**REQUIREMENTS**
Take the line containing "Give me a plain-text" and every line after it in the data below, and print them exactly as given, with nothing else.

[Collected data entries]
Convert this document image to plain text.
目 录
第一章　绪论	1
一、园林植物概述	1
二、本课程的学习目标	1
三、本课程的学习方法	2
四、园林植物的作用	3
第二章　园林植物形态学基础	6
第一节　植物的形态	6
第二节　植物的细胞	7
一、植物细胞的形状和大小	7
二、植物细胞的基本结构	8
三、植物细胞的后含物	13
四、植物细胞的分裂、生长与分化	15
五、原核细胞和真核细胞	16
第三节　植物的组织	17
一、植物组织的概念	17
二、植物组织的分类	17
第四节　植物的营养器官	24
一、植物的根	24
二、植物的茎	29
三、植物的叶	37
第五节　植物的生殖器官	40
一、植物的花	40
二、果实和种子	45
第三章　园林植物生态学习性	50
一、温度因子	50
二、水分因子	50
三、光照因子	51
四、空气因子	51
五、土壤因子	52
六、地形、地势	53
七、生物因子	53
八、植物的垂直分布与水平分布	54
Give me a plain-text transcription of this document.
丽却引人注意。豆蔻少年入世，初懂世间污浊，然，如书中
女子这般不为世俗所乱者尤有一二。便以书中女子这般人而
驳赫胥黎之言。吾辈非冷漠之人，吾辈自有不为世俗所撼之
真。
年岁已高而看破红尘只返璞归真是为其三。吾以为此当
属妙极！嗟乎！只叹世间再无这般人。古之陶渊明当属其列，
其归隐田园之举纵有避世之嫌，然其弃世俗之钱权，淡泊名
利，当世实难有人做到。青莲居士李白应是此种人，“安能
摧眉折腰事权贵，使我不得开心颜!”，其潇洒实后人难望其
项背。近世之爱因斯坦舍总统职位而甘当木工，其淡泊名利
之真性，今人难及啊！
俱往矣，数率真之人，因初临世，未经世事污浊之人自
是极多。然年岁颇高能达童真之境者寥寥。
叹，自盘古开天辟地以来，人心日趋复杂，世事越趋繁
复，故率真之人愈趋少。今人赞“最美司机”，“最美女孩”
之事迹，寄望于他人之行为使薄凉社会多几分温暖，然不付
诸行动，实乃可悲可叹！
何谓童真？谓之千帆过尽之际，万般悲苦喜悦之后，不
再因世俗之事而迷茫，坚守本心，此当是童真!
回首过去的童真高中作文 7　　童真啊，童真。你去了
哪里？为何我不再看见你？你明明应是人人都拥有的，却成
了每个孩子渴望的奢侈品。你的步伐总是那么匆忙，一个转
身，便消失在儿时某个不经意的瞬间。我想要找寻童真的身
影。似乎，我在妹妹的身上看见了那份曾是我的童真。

**FINAL RESULT**
Give me a plain-text transcription of this document.
丽却引人注意。豆蔻少年入世，初懂世间污浊，然，如书中
女子这般不为世俗所乱者尤有一二。便以书中女子这般人而
驳赫胥黎之言。吾辈非冷漠之人，吾辈自有不为世俗所撼之
真。
年岁已高而看破红尘只返璞归真是为其三。吾以为此当
属妙极！嗟乎！只叹世间再无这般人。古之陶渊明当属其列，
其归隐田园之举纵有避世之嫌，然其弃世俗之钱权，淡泊名
利，当世实难有人做到。青莲居士李白应是此种人，“安能
摧眉折腰事权贵，使我不得开心颜!”，其潇洒实后人难望其
项背。近世之爱因斯坦舍总统职位而甘当木工，其淡泊名利
之真性，今人难及啊！
俱往矣，数率真之人，因初临世，未经世事污浊之人自
是极多。然年岁颇高能达童真之境者寥寥。
叹，自盘古开天辟地以来，人心日趋复杂，世事越趋繁
复，故率真之人愈趋少。今人赞“最美司机”，“最美女孩”
之事迹，寄望于他人之行为使薄凉社会多几分温暖，然不付
诸行动，实乃可悲可叹！
何谓童真？谓之千帆过尽之际，万般悲苦喜悦之后，不
再因世俗之事而迷茫，坚守本心，此当是童真!
回首过去的童真高中作文 7　　童真啊，童真。你去了
哪里？为何我不再看见你？你明明应是人人都拥有的，却成
了每个孩子渴望的奢侈品。你的步伐总是那么匆忙，一个转
身，便消失在儿时某个不经意的瞬间。我想要找寻童真的身
影。似乎，我在妹妹的身上看见了那份曾是我的童真。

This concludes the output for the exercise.